[Raw records]
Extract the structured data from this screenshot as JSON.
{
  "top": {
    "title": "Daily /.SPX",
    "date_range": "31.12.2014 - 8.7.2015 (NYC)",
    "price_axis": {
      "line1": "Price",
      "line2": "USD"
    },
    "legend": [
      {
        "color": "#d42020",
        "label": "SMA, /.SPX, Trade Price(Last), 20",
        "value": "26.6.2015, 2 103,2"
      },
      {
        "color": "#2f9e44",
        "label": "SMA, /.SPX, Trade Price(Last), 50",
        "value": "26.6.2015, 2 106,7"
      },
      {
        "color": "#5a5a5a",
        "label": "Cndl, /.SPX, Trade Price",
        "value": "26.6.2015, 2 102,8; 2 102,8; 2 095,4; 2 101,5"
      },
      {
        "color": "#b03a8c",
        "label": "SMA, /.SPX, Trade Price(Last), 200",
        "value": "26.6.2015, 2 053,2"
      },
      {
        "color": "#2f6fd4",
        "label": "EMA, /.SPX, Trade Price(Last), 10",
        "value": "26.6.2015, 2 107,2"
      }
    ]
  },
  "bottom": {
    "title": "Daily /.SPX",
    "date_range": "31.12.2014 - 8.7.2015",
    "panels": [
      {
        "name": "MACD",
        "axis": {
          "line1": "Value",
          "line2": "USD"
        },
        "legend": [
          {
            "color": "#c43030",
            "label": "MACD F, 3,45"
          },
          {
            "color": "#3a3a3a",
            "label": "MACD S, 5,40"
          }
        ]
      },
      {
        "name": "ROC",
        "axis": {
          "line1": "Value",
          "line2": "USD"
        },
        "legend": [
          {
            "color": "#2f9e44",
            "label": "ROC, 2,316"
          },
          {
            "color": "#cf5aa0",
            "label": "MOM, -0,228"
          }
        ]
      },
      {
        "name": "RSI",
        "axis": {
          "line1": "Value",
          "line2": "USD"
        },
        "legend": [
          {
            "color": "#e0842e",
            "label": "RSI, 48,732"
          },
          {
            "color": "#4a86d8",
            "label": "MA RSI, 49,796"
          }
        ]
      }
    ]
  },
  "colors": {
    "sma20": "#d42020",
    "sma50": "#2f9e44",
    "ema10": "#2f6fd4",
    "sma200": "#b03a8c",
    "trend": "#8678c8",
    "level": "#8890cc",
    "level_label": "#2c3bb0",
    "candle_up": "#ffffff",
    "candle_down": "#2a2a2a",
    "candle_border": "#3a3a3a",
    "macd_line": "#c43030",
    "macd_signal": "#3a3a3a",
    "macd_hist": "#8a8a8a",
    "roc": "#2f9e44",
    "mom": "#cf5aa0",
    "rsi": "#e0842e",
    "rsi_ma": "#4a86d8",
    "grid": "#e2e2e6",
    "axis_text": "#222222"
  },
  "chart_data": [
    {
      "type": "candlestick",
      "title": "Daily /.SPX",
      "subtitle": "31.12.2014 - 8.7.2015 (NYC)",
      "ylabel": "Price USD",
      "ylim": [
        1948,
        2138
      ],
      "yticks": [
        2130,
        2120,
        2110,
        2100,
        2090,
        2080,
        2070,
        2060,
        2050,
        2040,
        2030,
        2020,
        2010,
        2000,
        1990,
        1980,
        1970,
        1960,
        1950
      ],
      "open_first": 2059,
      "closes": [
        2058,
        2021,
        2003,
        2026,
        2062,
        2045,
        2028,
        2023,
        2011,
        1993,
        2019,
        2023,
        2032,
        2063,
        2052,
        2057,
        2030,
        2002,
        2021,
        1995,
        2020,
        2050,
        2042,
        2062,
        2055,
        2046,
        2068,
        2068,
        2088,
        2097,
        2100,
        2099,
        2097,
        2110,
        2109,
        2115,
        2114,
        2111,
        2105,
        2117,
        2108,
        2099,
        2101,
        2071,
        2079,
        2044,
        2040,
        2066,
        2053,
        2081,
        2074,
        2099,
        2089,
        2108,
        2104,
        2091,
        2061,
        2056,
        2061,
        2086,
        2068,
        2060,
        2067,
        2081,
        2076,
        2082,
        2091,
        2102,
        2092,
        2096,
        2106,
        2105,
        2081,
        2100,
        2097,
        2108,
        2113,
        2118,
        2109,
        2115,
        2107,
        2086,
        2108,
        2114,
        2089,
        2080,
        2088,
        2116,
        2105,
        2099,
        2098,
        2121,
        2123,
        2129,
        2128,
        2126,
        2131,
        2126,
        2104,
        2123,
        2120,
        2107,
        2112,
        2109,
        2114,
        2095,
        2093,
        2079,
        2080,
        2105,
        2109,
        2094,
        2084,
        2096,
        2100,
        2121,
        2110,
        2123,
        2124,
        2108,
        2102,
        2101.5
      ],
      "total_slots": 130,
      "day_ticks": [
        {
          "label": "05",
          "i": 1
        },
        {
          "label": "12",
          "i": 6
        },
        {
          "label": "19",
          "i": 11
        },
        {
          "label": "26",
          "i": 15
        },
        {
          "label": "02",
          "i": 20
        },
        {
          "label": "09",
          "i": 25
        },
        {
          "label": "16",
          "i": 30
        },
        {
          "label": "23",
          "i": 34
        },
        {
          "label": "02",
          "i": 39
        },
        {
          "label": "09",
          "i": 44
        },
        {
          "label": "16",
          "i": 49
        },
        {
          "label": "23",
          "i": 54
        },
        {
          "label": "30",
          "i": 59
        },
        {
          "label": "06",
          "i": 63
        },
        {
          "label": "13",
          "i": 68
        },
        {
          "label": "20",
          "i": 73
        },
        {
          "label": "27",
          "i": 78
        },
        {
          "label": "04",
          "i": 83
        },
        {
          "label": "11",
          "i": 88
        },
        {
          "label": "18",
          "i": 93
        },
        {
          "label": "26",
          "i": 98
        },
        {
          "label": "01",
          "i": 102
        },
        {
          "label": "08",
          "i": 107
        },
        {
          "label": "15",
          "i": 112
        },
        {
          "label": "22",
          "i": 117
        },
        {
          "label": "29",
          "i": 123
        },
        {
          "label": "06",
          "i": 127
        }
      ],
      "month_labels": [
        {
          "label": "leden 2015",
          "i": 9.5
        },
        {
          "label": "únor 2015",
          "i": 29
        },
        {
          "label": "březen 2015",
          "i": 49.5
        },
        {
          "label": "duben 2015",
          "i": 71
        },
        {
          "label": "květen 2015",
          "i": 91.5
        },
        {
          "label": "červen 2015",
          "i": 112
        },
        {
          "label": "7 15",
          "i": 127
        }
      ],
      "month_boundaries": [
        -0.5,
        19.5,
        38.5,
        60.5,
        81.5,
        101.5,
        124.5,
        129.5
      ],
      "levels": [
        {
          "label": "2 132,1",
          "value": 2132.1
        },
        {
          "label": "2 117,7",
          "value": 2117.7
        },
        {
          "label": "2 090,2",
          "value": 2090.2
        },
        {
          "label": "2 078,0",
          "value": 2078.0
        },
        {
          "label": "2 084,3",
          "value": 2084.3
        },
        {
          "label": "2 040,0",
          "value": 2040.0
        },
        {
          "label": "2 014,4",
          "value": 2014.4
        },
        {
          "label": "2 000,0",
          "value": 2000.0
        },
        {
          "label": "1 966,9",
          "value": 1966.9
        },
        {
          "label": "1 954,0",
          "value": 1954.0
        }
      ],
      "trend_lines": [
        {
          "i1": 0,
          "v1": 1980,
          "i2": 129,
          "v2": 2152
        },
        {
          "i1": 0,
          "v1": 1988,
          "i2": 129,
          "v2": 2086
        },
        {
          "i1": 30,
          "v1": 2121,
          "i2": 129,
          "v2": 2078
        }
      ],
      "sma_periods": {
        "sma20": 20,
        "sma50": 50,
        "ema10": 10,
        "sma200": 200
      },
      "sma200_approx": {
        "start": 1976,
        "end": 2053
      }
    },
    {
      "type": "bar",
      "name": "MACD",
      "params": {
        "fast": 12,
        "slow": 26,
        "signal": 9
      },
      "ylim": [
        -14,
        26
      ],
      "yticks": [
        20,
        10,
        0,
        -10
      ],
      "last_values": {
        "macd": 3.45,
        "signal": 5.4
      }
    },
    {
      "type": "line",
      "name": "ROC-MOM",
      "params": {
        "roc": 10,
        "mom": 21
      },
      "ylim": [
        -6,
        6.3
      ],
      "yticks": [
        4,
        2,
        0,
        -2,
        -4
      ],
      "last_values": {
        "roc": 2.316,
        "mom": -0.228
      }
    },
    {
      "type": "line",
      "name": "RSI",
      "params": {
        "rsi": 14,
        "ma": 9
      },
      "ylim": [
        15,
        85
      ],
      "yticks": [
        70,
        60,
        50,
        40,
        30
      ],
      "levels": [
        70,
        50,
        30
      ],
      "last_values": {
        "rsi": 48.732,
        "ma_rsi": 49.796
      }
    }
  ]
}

_WHAT YOU ARE ASKED TO DO_
Using the listing, say how many lines include the word "Trade", and add nothing else.

_FINAL ANSWER_
5